■ **Written task**: Look through the data and write out every line with the word "nach" in it.

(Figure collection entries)

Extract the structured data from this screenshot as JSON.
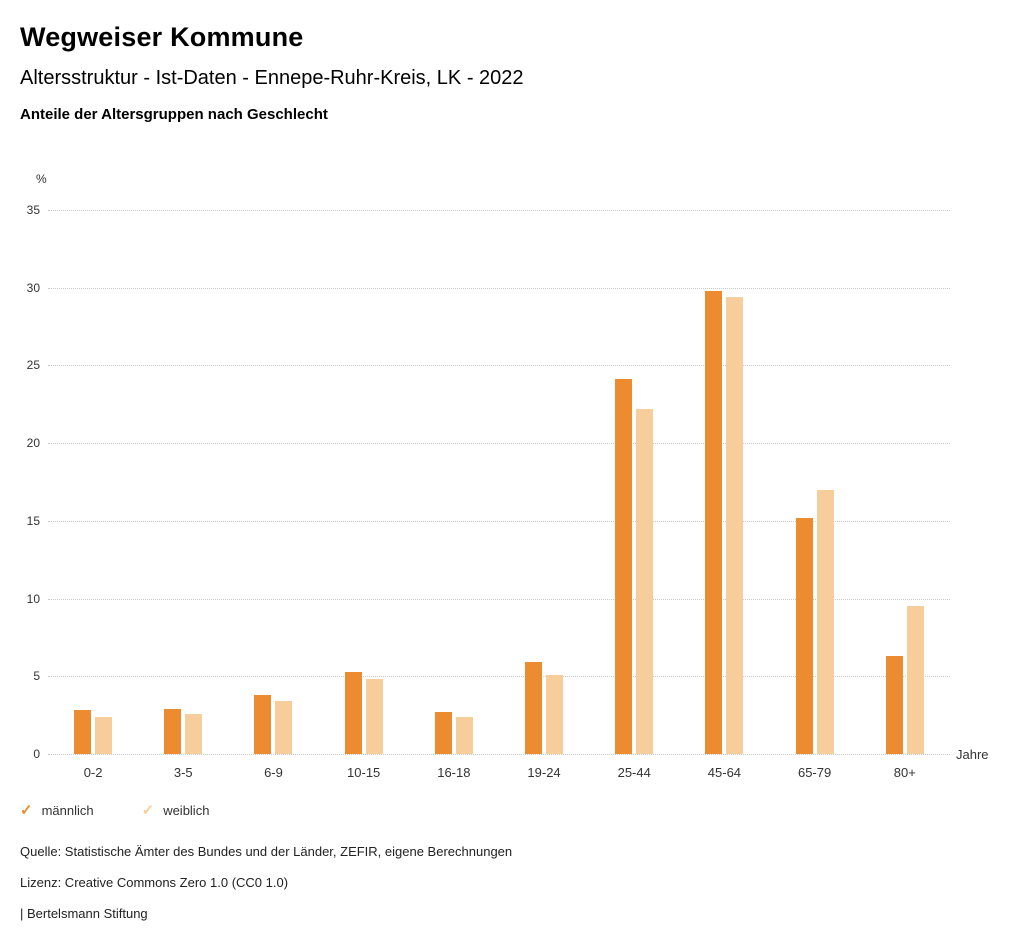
{
  "header": {
    "title": "Wegweiser Kommune",
    "subtitle": "Altersstruktur - Ist-Daten - Ennepe-Ruhr-Kreis, LK - 2022",
    "chart_heading": "Anteile der Altersgruppen nach Geschlecht"
  },
  "chart_data": {
    "type": "bar",
    "title": "Anteile der Altersgruppen nach Geschlecht",
    "unit_label": "%",
    "x_axis_label": "Jahre",
    "categories": [
      "0-2",
      "3-5",
      "6-9",
      "10-15",
      "16-18",
      "19-24",
      "25-44",
      "45-64",
      "65-79",
      "80+"
    ],
    "series": [
      {
        "name": "männlich",
        "color": "#EC8B2F",
        "values": [
          2.8,
          2.9,
          3.8,
          5.3,
          2.7,
          5.9,
          24.1,
          29.8,
          15.2,
          6.3
        ]
      },
      {
        "name": "weiblich",
        "color": "#F7CD9C",
        "values": [
          2.4,
          2.6,
          3.4,
          4.8,
          2.4,
          5.1,
          22.2,
          29.4,
          17.0,
          9.5
        ]
      }
    ],
    "ylim": [
      0,
      35
    ],
    "yticks": [
      0,
      5,
      10,
      15,
      20,
      25,
      30,
      35
    ],
    "grid": true,
    "legend_position": "bottom"
  },
  "footer": {
    "source": "Quelle: Statistische Ämter des Bundes und der Länder, ZEFIR, eigene Berechnungen",
    "license": "Lizenz: Creative Commons Zero 1.0 (CC0 1.0)",
    "attribution": "| Bertelsmann Stiftung"
  }
}
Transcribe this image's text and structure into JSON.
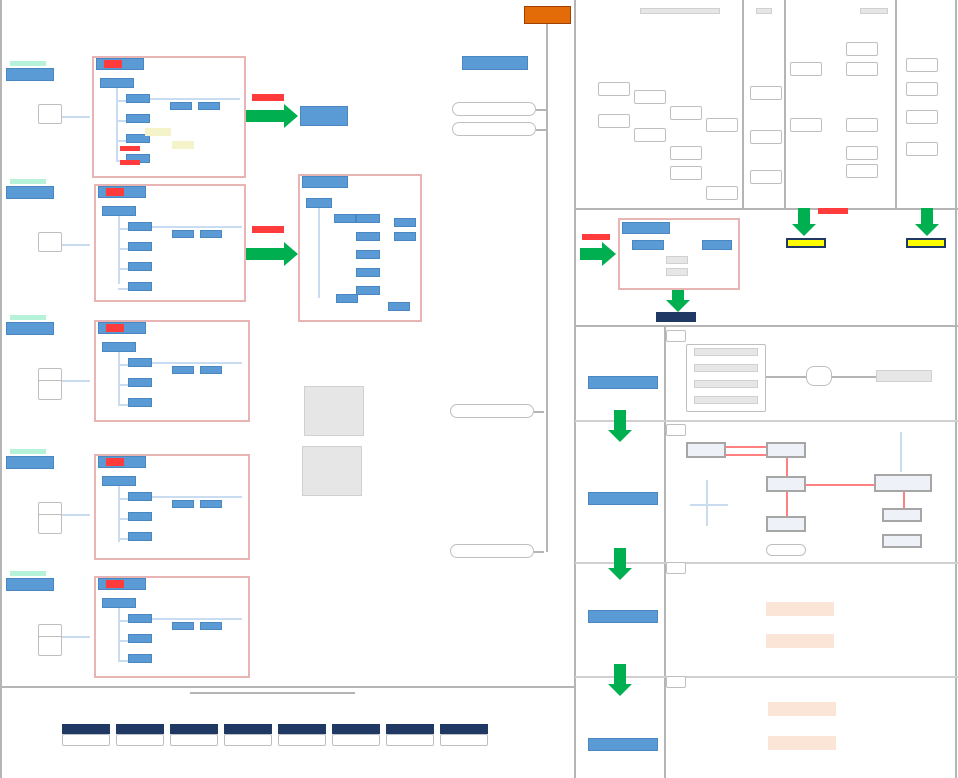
{
  "colors": {
    "frame_border": "#e8b4b4",
    "node_blue": "#5b9bd5",
    "arrow_green": "#00b050",
    "highlight_orange": "#e36c09",
    "highlight_yellow": "#ffff00",
    "navy": "#1f3864",
    "label_red": "#ff3b3b",
    "divider_grey": "#b5b5b5"
  },
  "note": ""
}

■ **The reply**:
    "chart_heading": "Anteile der Altersgruppen nach Geschlecht"
    "title": "Anteile der Altersgruppen nach Geschlecht",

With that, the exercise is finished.